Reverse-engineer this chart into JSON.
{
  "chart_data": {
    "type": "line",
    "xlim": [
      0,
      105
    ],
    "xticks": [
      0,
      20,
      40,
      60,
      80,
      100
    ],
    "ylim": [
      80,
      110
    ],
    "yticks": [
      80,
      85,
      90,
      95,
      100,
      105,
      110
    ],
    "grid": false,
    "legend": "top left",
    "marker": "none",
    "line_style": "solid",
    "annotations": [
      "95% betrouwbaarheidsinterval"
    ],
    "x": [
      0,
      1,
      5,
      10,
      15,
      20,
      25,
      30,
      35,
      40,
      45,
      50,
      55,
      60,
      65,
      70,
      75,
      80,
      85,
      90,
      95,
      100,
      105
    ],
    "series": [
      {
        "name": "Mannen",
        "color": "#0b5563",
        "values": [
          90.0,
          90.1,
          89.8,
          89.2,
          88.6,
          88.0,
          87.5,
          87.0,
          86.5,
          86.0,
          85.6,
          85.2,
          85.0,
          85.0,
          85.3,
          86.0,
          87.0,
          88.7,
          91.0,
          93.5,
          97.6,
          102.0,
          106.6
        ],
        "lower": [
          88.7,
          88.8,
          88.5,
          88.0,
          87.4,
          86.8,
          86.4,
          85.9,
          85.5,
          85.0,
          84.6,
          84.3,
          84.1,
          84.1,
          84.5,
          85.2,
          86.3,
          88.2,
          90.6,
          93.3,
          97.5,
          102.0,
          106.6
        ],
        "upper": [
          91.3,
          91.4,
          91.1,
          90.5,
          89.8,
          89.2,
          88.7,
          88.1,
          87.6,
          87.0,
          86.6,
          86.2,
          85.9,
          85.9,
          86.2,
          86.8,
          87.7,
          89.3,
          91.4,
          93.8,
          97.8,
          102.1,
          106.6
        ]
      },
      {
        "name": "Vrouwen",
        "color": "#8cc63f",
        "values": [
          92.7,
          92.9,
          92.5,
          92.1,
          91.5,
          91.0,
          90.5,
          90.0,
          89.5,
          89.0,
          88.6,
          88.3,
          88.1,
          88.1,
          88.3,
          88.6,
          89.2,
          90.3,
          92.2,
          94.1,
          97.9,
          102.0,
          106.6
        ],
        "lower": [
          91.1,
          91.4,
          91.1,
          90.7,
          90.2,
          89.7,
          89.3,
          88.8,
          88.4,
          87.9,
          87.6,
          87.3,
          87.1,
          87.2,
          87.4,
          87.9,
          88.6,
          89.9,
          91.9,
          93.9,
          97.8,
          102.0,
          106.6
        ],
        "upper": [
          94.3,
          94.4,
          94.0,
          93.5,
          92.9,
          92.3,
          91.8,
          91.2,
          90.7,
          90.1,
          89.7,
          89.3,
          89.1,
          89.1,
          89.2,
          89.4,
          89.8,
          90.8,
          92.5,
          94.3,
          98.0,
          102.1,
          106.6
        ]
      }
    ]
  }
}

Instruction: Write out every line exactly as it stands.

Answer to this exercise:
Reverse-engineer this chart into JSON.
{
  "chart_data": {
    "type": "line",
    "xlim": [
      0,
      105
    ],
    "xticks": [
      0,
      20,
      40,
      60,
      80,
      100
    ],
    "ylim": [
      80,
      110
    ],
    "yticks": [
      80,
      85,
      90,
      95,
      100,
      105,
      110
    ],
    "grid": false,
    "legend": "top left",
    "marker": "none",
    "line_style": "solid",
    "annotations": [
      "95% betrouwbaarheidsinterval"
    ],
    "x": [
      0,
      1,
      5,
      10,
      15,
      20,
      25,
      30,
      35,
      40,
      45,
      50,
      55,
      60,
      65,
      70,
      75,
      80,
      85,
      90,
      95,
      100,
      105
    ],
    "series": [
      {
        "name": "Mannen",
        "color": "#0b5563",
        "values": [
          90.0,
          90.1,
          89.8,
          89.2,
          88.6,
          88.0,
          87.5,
          87.0,
          86.5,
          86.0,
          85.6,
          85.2,
          85.0,
          85.0,
          85.3,
          86.0,
          87.0,
          88.7,
          91.0,
          93.5,
          97.6,
          102.0,
          106.6
        ],
        "lower": [
          88.7,
          88.8,
          88.5,
          88.0,
          87.4,
          86.8,
          86.4,
          85.9,
          85.5,
          85.0,
          84.6,
          84.3,
          84.1,
          84.1,
          84.5,
          85.2,
          86.3,
          88.2,
          90.6,
          93.3,
          97.5,
          102.0,
          106.6
        ],
        "upper": [
          91.3,
          91.4,
          91.1,
          90.5,
          89.8,
          89.2,
          88.7,
          88.1,
          87.6,
          87.0,
          86.6,
          86.2,
          85.9,
          85.9,
          86.2,
          86.8,
          87.7,
          89.3,
          91.4,
          93.8,
          97.8,
          102.1,
          106.6
        ]
      },
      {
        "name": "Vrouwen",
        "color": "#8cc63f",
        "values": [
          92.7,
          92.9,
          92.5,
          92.1,
          91.5,
          91.0,
          90.5,
          90.0,
          89.5,
          89.0,
          88.6,
          88.3,
          88.1,
          88.1,
          88.3,
          88.6,
          89.2,
          90.3,
          92.2,
          94.1,
          97.9,
          102.0,
          106.6
        ],
        "lower": [
          91.1,
          91.4,
          91.1,
          90.7,
          90.2,
          89.7,
          89.3,
          88.8,
          88.4,
          87.9,
          87.6,
          87.3,
          87.1,
          87.2,
          87.4,
          87.9,
          88.6,
          89.9,
          91.9,
          93.9,
          97.8,
          102.0,
          106.6
        ],
        "upper": [
          94.3,
          94.4,
          94.0,
          93.5,
          92.9,
          92.3,
          91.8,
          91.2,
          90.7,
          90.1,
          89.7,
          89.3,
          89.1,
          89.1,
          89.2,
          89.4,
          89.8,
          90.8,
          92.5,
          94.3,
          98.0,
          102.1,
          106.6
        ]
      }
    ]
  }
}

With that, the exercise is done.